---------- Supplied information ----------

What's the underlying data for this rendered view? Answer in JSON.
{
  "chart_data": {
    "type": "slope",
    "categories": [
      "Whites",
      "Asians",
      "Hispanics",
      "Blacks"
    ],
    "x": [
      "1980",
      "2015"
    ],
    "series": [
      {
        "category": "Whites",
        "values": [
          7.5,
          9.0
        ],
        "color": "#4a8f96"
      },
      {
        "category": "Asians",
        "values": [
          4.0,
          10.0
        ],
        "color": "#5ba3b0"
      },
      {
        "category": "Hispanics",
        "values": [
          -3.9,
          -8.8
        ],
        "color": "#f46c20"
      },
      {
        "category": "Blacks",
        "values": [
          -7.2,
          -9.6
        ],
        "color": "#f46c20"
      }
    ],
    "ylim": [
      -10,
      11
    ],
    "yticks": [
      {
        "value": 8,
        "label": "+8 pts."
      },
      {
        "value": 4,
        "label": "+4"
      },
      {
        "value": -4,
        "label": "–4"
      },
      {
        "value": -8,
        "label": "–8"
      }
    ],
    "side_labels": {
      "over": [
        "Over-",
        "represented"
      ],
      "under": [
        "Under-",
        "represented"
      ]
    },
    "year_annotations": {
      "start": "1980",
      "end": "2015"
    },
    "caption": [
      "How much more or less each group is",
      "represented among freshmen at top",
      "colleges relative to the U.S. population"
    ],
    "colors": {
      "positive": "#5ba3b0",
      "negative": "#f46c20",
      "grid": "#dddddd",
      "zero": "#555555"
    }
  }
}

----------

Description of the task
Restate the whole listing exactly.

Solution to this problem
What's the underlying data for this rendered view? Answer in JSON.
{
  "chart_data": {
    "type": "slope",
    "categories": [
      "Whites",
      "Asians",
      "Hispanics",
      "Blacks"
    ],
    "x": [
      "1980",
      "2015"
    ],
    "series": [
      {
        "category": "Whites",
        "values": [
          7.5,
          9.0
        ],
        "color": "#4a8f96"
      },
      {
        "category": "Asians",
        "values": [
          4.0,
          10.0
        ],
        "color": "#5ba3b0"
      },
      {
        "category": "Hispanics",
        "values": [
          -3.9,
          -8.8
        ],
        "color": "#f46c20"
      },
      {
        "category": "Blacks",
        "values": [
          -7.2,
          -9.6
        ],
        "color": "#f46c20"
      }
    ],
    "ylim": [
      -10,
      11
    ],
    "yticks": [
      {
        "value": 8,
        "label": "+8 pts."
      },
      {
        "value": 4,
        "label": "+4"
      },
      {
        "value": -4,
        "label": "–4"
      },
      {
        "value": -8,
        "label": "–8"
      }
    ],
    "side_labels": {
      "over": [
        "Over-",
        "represented"
      ],
      "under": [
        "Under-",
        "represented"
      ]
    },
    "year_annotations": {
      "start": "1980",
      "end": "2015"
    },
    "caption": [
      "How much more or less each group is",
      "represented among freshmen at top",
      "colleges relative to the U.S. population"
    ],
    "colors": {
      "positive": "#5ba3b0",
      "negative": "#f46c20",
      "grid": "#dddddd",
      "zero": "#555555"
    }
  }
}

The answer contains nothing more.